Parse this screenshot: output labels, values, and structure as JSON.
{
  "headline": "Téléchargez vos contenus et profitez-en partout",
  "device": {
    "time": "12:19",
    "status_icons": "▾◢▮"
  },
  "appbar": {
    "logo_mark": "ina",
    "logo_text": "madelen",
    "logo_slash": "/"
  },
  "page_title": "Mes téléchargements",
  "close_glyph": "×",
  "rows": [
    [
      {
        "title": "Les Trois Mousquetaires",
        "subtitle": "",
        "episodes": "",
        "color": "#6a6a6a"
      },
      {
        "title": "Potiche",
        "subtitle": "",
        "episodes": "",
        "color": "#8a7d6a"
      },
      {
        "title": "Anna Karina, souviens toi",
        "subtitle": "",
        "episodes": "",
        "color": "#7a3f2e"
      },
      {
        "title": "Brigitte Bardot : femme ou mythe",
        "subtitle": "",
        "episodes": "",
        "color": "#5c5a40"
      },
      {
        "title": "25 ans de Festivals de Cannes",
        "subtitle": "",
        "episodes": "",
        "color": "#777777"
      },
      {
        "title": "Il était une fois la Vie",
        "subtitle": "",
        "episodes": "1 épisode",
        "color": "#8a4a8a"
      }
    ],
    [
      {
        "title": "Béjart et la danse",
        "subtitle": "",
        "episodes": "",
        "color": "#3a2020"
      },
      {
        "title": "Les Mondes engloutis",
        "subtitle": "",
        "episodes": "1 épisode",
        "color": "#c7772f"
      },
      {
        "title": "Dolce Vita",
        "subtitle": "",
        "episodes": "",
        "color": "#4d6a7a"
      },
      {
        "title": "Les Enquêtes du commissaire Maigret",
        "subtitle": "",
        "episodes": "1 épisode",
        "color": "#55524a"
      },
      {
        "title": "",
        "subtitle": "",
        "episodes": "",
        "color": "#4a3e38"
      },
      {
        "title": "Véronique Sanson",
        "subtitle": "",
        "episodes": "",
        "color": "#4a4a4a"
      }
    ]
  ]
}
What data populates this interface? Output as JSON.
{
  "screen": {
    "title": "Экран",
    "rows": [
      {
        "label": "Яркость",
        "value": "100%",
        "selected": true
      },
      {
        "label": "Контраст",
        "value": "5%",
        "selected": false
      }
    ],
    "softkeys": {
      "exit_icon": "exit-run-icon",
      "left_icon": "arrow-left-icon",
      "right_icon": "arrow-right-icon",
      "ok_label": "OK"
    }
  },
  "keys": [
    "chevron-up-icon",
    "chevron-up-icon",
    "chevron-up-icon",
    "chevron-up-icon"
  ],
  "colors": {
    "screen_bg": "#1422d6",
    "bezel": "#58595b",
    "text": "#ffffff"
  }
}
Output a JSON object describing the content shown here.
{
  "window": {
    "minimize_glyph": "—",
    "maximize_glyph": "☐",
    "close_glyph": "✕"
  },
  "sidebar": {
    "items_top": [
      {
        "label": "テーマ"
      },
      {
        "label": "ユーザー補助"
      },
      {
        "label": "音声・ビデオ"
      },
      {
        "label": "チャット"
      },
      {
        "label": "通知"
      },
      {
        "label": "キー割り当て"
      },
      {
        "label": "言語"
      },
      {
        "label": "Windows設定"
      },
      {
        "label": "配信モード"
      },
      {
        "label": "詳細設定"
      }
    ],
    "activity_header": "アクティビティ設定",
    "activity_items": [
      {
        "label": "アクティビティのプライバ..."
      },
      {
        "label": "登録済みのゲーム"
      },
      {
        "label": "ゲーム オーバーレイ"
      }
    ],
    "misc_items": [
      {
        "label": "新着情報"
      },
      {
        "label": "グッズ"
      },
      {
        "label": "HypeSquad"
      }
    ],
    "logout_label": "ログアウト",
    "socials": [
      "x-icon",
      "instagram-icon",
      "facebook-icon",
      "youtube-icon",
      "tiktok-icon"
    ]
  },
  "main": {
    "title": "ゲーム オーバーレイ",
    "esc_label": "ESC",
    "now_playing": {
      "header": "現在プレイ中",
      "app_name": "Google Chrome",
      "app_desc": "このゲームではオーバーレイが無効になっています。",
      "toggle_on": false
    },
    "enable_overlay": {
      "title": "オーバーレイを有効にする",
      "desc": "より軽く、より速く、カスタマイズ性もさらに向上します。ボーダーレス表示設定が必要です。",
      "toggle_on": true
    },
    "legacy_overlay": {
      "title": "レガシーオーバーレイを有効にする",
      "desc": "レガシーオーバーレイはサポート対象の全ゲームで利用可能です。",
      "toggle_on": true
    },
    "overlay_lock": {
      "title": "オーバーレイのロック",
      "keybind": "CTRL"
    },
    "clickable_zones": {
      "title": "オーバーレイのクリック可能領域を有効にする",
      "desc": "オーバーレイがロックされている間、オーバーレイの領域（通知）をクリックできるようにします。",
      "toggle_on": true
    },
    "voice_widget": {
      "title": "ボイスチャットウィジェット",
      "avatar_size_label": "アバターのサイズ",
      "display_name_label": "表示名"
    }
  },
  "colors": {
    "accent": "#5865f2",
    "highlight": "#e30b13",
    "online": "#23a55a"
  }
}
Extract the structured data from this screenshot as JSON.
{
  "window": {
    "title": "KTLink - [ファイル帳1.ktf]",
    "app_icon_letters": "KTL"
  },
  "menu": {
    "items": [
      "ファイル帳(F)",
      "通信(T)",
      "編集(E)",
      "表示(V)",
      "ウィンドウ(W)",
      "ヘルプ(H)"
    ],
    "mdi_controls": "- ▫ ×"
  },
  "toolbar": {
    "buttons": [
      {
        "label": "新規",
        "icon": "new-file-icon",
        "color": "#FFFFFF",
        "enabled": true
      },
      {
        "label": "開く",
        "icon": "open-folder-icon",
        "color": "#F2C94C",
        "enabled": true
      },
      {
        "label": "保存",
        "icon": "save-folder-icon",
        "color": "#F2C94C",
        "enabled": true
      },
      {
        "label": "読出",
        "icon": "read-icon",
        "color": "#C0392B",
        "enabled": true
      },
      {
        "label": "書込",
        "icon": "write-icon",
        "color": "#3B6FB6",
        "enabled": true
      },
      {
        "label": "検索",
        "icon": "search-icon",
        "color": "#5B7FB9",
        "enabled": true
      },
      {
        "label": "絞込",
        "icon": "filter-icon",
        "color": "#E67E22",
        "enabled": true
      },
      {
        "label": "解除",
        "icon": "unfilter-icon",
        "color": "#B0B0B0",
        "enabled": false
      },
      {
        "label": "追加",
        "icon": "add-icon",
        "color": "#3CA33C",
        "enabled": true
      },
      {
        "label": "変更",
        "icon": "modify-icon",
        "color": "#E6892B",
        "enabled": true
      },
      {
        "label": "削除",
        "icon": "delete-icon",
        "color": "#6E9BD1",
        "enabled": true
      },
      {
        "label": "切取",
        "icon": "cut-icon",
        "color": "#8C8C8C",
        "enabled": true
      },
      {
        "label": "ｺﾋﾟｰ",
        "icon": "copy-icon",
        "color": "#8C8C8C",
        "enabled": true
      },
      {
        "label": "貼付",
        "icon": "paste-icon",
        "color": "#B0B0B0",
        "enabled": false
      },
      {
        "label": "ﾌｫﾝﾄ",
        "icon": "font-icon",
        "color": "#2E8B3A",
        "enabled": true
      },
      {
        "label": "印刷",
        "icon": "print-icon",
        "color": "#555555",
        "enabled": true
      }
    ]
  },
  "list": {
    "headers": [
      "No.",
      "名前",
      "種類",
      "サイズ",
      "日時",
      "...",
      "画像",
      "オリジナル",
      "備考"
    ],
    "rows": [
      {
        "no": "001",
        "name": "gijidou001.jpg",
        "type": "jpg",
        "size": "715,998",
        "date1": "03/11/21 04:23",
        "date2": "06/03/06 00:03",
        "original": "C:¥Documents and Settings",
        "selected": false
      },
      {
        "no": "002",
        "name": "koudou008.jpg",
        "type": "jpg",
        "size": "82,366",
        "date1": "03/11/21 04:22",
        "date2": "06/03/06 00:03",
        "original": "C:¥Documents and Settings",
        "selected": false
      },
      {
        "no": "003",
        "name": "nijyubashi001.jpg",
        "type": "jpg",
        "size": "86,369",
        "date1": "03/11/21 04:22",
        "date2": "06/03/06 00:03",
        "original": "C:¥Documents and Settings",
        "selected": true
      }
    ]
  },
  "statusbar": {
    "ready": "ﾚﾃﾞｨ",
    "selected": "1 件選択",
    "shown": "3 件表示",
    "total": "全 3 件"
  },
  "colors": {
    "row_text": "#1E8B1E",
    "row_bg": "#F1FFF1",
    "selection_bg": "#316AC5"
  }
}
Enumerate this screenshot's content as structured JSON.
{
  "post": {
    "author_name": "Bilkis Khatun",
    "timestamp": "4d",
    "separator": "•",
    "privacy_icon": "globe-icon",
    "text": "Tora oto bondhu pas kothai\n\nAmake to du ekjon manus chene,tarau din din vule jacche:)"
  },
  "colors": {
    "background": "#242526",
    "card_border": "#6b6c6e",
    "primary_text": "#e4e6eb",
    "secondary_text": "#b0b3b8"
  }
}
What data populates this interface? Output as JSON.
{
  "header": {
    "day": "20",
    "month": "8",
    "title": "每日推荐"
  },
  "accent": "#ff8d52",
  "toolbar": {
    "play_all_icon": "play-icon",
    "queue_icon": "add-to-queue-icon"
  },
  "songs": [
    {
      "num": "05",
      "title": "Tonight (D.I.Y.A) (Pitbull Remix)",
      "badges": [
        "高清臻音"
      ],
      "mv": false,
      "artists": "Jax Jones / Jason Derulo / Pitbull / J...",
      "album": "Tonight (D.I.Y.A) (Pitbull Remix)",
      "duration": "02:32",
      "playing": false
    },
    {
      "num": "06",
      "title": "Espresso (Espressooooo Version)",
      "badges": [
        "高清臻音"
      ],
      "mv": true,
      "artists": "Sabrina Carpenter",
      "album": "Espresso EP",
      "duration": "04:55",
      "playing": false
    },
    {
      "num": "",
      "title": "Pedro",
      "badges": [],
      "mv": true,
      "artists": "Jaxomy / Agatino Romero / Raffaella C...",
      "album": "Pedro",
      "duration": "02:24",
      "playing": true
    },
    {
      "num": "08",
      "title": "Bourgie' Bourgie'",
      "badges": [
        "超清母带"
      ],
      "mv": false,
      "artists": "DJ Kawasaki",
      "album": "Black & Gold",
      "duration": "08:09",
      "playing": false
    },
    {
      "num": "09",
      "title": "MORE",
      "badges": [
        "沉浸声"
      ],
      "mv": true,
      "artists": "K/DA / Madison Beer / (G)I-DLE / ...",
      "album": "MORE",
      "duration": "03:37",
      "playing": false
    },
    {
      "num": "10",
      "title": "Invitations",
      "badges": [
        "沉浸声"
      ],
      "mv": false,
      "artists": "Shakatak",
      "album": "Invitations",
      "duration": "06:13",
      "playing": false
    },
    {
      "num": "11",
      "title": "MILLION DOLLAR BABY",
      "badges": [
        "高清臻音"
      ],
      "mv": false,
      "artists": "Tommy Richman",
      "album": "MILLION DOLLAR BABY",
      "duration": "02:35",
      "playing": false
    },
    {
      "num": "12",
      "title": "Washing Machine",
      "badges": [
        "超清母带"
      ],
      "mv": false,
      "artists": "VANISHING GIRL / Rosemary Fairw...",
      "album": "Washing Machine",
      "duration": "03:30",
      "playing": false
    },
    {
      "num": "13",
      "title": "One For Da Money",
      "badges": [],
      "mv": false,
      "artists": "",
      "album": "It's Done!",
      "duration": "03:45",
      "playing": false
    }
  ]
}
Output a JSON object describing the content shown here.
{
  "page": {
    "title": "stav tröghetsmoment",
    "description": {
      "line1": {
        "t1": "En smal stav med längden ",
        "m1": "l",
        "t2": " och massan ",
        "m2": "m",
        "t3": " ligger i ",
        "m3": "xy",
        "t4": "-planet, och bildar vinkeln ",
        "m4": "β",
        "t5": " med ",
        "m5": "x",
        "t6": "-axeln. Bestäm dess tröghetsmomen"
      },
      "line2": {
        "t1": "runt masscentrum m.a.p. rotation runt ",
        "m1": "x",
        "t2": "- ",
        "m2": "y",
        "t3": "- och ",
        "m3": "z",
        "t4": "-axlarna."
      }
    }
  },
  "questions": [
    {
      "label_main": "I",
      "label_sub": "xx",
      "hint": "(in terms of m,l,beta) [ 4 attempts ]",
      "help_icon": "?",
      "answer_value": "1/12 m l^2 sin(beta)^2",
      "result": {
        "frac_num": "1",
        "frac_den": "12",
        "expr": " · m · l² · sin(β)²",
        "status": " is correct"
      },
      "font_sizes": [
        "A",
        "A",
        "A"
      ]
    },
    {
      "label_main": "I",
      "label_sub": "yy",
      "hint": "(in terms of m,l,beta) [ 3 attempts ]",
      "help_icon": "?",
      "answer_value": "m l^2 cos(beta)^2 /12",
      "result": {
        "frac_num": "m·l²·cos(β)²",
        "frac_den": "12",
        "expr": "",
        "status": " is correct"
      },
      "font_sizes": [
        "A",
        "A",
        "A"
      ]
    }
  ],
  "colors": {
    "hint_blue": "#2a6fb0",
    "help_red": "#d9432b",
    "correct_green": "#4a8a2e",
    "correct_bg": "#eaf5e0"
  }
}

# # # # # # #

* **What is required**: Pull out every line in the material above where "this" occurs.

* **Final result**:
Parse this screenshot: output labels, values, and structure as JSON.
What data populates this interface? Output as JSON.
Extract the structured data from this screenshot as JSON.
Enumerate this screenshot's content as structured JSON.
What data populates this interface? Output as JSON.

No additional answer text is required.